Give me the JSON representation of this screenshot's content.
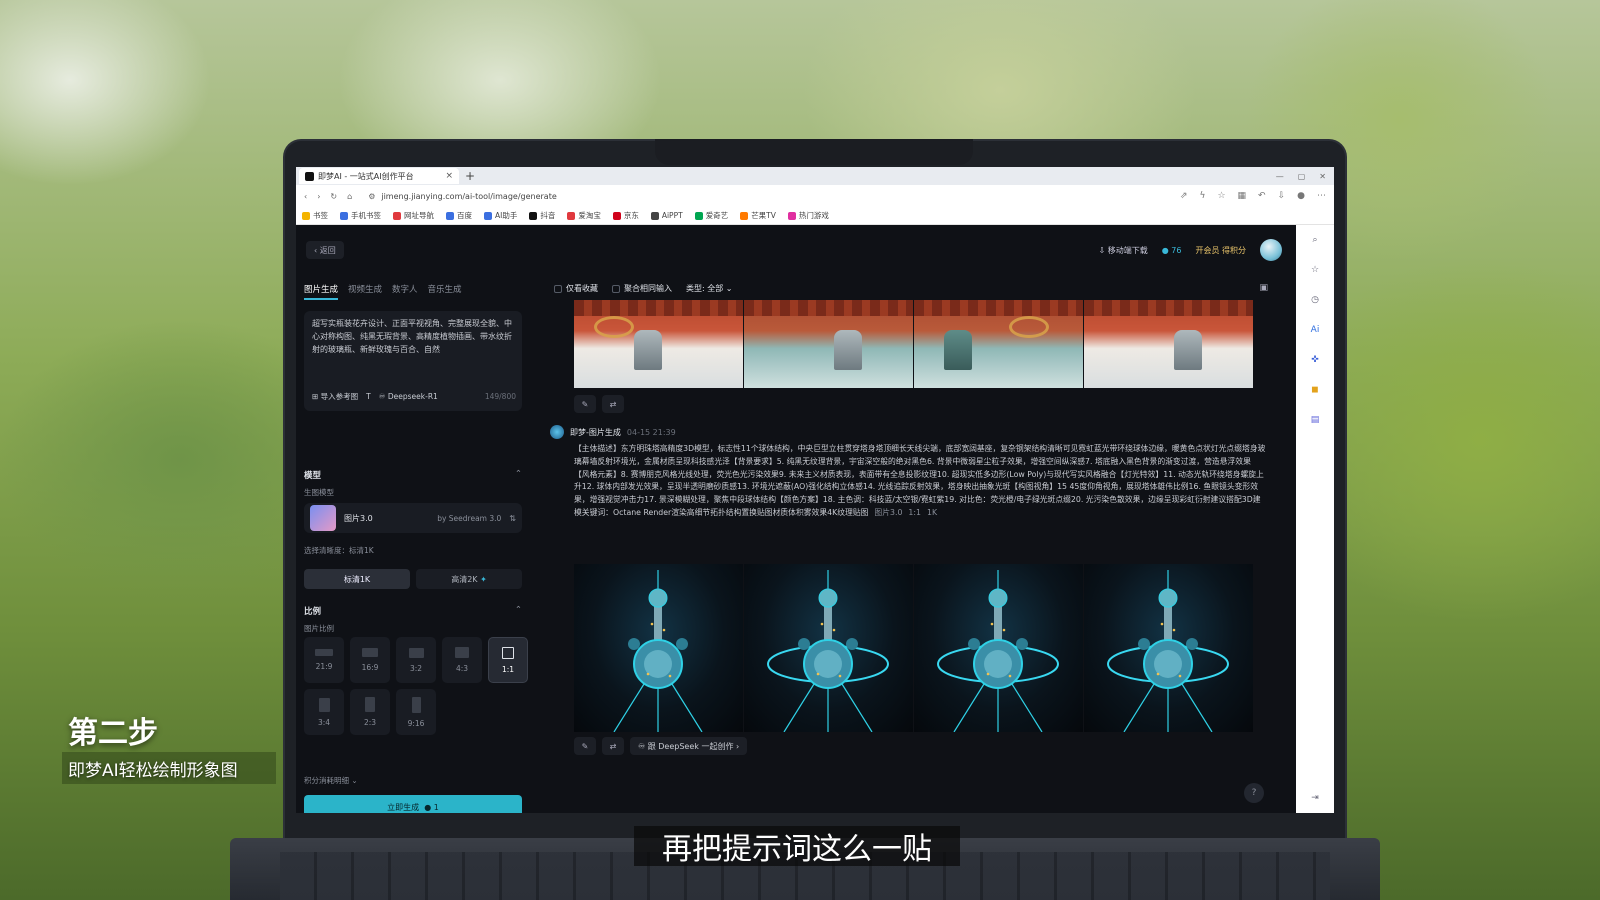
{
  "browser": {
    "tab_title": "即梦AI - 一站式AI创作平台",
    "url": "jimeng.jianying.com/ai-tool/image/generate",
    "bookmarks": [
      "书签",
      "手机书签",
      "网址导航",
      "百度",
      "AI助手",
      "抖音",
      "爱淘宝",
      "京东",
      "AiPPT",
      "爱奇艺",
      "芒果TV",
      "热门游戏"
    ]
  },
  "app": {
    "back_label": "返回",
    "mobile_download": "移动端下载",
    "credits": "76",
    "vip_label": "开会员 得积分",
    "mode_tabs": [
      "图片生成",
      "视频生成",
      "数字人",
      "音乐生成"
    ],
    "prompt_text": "超写实瓶装花卉设计、正面平视视角、完整展现全貌、中心对称构图、纯黑无瑕背景、高精度植物插画、带水纹折射的玻璃瓶、新鲜玫瑰与百合、自然",
    "import_ref": "导入参考图",
    "deepseek_label": "Deepseek-R1",
    "char_count": "149/800",
    "model_section": "模型",
    "model_sub": "生图模型",
    "model_name": "图片3.0",
    "model_by": "by Seedream 3.0",
    "clarity_label": "选择清晰度：标清1K",
    "res_options": [
      "标清1K",
      "高清2K"
    ],
    "ratio_section": "比例",
    "ratio_sub": "图片比例",
    "ratios": [
      "21:9",
      "16:9",
      "3:2",
      "4:3",
      "1:1",
      "3:4",
      "2:3",
      "9:16"
    ],
    "selected_ratio": "1:1",
    "points_detail": "积分消耗明细",
    "generate_label": "立即生成",
    "generate_cost": "1"
  },
  "feed": {
    "filter_fav": "仅看收藏",
    "filter_merge": "聚合相同输入",
    "filter_type": "类型: 全部",
    "entry_author": "即梦-图片生成",
    "entry_time": "04-15  21:39",
    "entry_desc": "【主体描述】东方明珠塔高精度3D模型，标志性11个球体结构，中央巨型立柱贯穿塔身塔顶细长天线尖端，底部宽阔基座，复杂钢架结构清晰可见霓虹蓝光带环绕球体边缘，暖黄色点状灯光点缀塔身玻璃幕墙反射环境光，金属材质呈现科技感光泽【背景要求】5. 纯黑无纹理背景，宇宙深空般的绝对黑色6. 背景中微弱星尘粒子效果，增强空间纵深感7. 塔底融入黑色背景的渐变过渡，营造悬浮效果【风格元素】8. 赛博朋克风格光线处理，荧光色光污染效果9. 未来主义材质表现，表面带有全息投影纹理10. 超现实低多边形(Low Poly)与现代写实风格融合【灯光特效】11. 动态光轨环绕塔身螺旋上升12. 球体内部发光效果，呈现半透明磨砂质感13. 环境光遮蔽(AO)强化结构立体感14. 光线追踪反射效果，塔身映出抽象光斑【构图视角】15 45度仰角视角，展现塔体雄伟比例16. 鱼眼镜头变形效果，增强视觉冲击力17. 景深模糊处理，聚焦中段球体结构【颜色方案】18. 主色调：科技蓝/太空银/霓虹紫19. 对比色：荧光橙/电子绿光斑点缀20. 光污染色散效果，边缘呈现彩虹衍射建议搭配3D建模关键词：Octane Render渲染高细节拓扑结构置换贴图材质体积雾效果4K纹理贴图",
    "entry_tags": [
      "图片3.0",
      "1:1",
      "1K"
    ],
    "deepseek_cta": "跟 DeepSeek 一起创作"
  },
  "overlay": {
    "step_title": "第二步",
    "step_sub": "即梦AI轻松绘制形象图",
    "caption": "再把提示词这么一贴"
  },
  "colors": {
    "accent": "#2bb4c9",
    "panel": "#0f1116",
    "vip": "#e9c46a"
  }
}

● What to work on: Return the full material word for word. Do not include the pictures.

● Result:
Give me the JSON representation of this screenshot's content.
{
  "browser": {
    "tab_title": "即梦AI - 一站式AI创作平台",
    "url": "jimeng.jianying.com/ai-tool/image/generate",
    "bookmarks": [
      "书签",
      "手机书签",
      "网址导航",
      "百度",
      "AI助手",
      "抖音",
      "爱淘宝",
      "京东",
      "AiPPT",
      "爱奇艺",
      "芒果TV",
      "热门游戏"
    ]
  },
  "app": {
    "back_label": "返回",
    "mobile_download": "移动端下载",
    "credits": "76",
    "vip_label": "开会员 得积分",
    "mode_tabs": [
      "图片生成",
      "视频生成",
      "数字人",
      "音乐生成"
    ],
    "prompt_text": "超写实瓶装花卉设计、正面平视视角、完整展现全貌、中心对称构图、纯黑无瑕背景、高精度植物插画、带水纹折射的玻璃瓶、新鲜玫瑰与百合、自然",
    "import_ref": "导入参考图",
    "deepseek_label": "Deepseek-R1",
    "char_count": "149/800",
    "model_section": "模型",
    "model_sub": "生图模型",
    "model_name": "图片3.0",
    "model_by": "by Seedream 3.0",
    "clarity_label": "选择清晰度：标清1K",
    "res_options": [
      "标清1K",
      "高清2K"
    ],
    "ratio_section": "比例",
    "ratio_sub": "图片比例",
    "ratios": [
      "21:9",
      "16:9",
      "3:2",
      "4:3",
      "1:1",
      "3:4",
      "2:3",
      "9:16"
    ],
    "selected_ratio": "1:1",
    "points_detail": "积分消耗明细",
    "generate_label": "立即生成",
    "generate_cost": "1"
  },
  "feed": {
    "filter_fav": "仅看收藏",
    "filter_merge": "聚合相同输入",
    "filter_type": "类型: 全部",
    "entry_author": "即梦-图片生成",
    "entry_time": "04-15  21:39",
    "entry_desc": "【主体描述】东方明珠塔高精度3D模型，标志性11个球体结构，中央巨型立柱贯穿塔身塔顶细长天线尖端，底部宽阔基座，复杂钢架结构清晰可见霓虹蓝光带环绕球体边缘，暖黄色点状灯光点缀塔身玻璃幕墙反射环境光，金属材质呈现科技感光泽【背景要求】5. 纯黑无纹理背景，宇宙深空般的绝对黑色6. 背景中微弱星尘粒子效果，增强空间纵深感7. 塔底融入黑色背景的渐变过渡，营造悬浮效果【风格元素】8. 赛博朋克风格光线处理，荧光色光污染效果9. 未来主义材质表现，表面带有全息投影纹理10. 超现实低多边形(Low Poly)与现代写实风格融合【灯光特效】11. 动态光轨环绕塔身螺旋上升12. 球体内部发光效果，呈现半透明磨砂质感13. 环境光遮蔽(AO)强化结构立体感14. 光线追踪反射效果，塔身映出抽象光斑【构图视角】15 45度仰角视角，展现塔体雄伟比例16. 鱼眼镜头变形效果，增强视觉冲击力17. 景深模糊处理，聚焦中段球体结构【颜色方案】18. 主色调：科技蓝/太空银/霓虹紫19. 对比色：荧光橙/电子绿光斑点缀20. 光污染色散效果，边缘呈现彩虹衍射建议搭配3D建模关键词：Octane Render渲染高细节拓扑结构置换贴图材质体积雾效果4K纹理贴图",
    "entry_tags": [
      "图片3.0",
      "1:1",
      "1K"
    ],
    "deepseek_cta": "跟 DeepSeek 一起创作"
  },
  "overlay": {
    "step_title": "第二步",
    "step_sub": "即梦AI轻松绘制形象图",
    "caption": "再把提示词这么一贴"
  },
  "colors": {
    "accent": "#2bb4c9",
    "panel": "#0f1116",
    "vip": "#e9c46a"
  }
}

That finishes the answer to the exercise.